WORK REQUIRED: How many of these lines hold the string "Камчатского"? Answer with the number only.

[Begin RAW RECORDS]

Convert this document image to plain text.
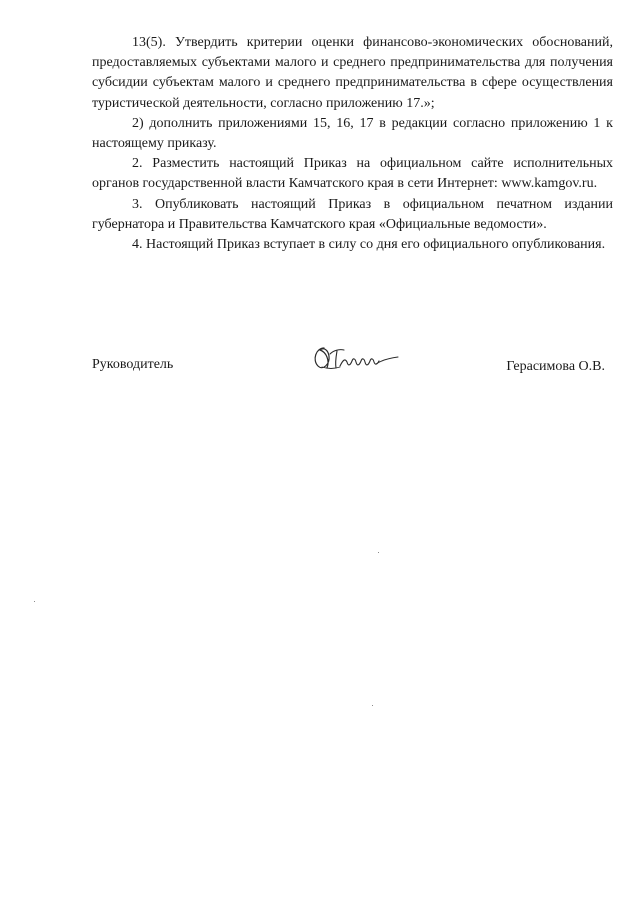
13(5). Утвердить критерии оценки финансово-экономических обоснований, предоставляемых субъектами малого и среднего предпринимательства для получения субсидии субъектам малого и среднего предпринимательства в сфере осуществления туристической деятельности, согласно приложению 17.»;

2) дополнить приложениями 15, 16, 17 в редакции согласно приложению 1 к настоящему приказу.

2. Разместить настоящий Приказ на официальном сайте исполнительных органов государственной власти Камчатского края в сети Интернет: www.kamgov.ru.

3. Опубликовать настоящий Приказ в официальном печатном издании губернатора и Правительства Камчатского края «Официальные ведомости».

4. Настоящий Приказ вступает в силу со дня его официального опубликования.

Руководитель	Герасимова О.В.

[End RAW RECORDS]
[Begin RAW RECORDS]

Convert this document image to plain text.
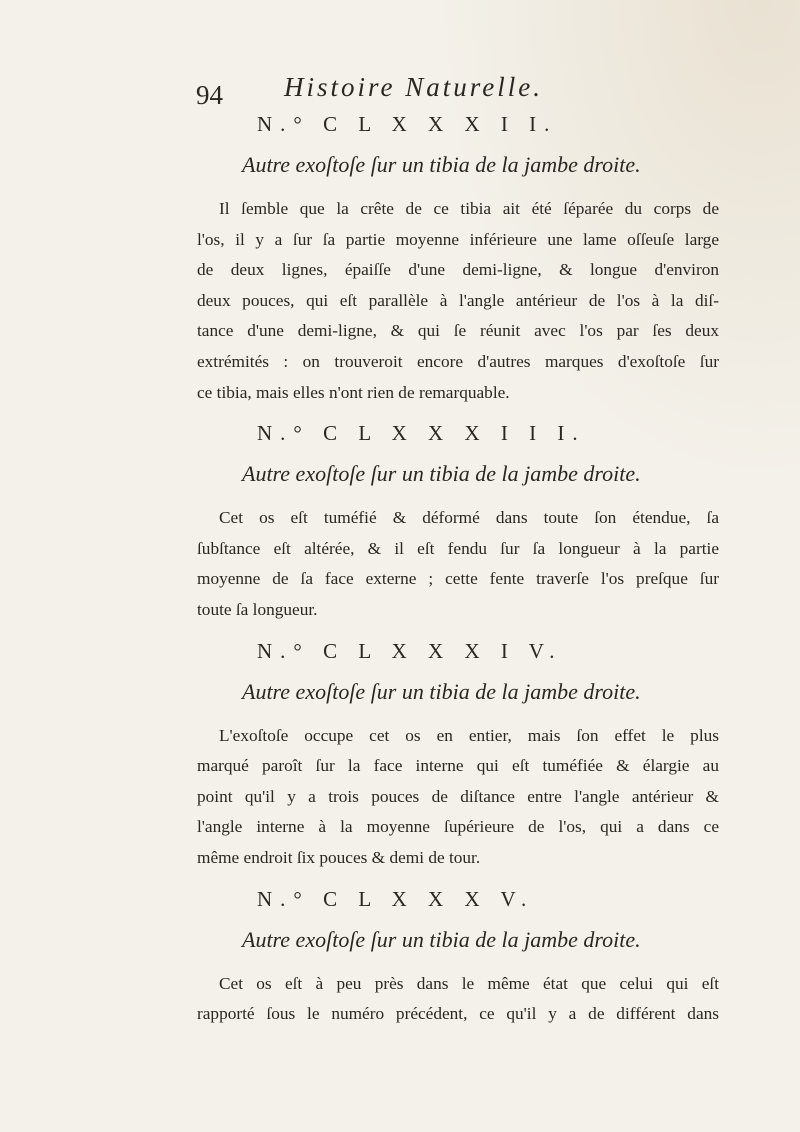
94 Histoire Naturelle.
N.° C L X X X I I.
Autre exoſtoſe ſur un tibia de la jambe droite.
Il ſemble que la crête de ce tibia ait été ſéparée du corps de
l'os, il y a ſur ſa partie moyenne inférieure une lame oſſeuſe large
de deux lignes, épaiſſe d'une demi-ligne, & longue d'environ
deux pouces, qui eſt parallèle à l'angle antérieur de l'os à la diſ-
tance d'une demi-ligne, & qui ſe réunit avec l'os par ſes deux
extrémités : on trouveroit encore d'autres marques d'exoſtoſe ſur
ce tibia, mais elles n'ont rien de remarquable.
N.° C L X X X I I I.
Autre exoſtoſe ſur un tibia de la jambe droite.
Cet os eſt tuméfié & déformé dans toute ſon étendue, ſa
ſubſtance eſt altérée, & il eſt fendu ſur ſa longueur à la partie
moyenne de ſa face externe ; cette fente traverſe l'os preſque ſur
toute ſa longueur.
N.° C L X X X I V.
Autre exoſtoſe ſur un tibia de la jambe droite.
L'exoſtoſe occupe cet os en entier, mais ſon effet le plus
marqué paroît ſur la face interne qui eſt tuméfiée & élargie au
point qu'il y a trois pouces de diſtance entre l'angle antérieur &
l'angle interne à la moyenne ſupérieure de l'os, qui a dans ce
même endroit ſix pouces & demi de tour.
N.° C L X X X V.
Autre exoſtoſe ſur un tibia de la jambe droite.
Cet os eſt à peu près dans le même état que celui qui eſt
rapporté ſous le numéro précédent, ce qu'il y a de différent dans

[End RAW RECORDS]

REPLY TO THE TASK: 2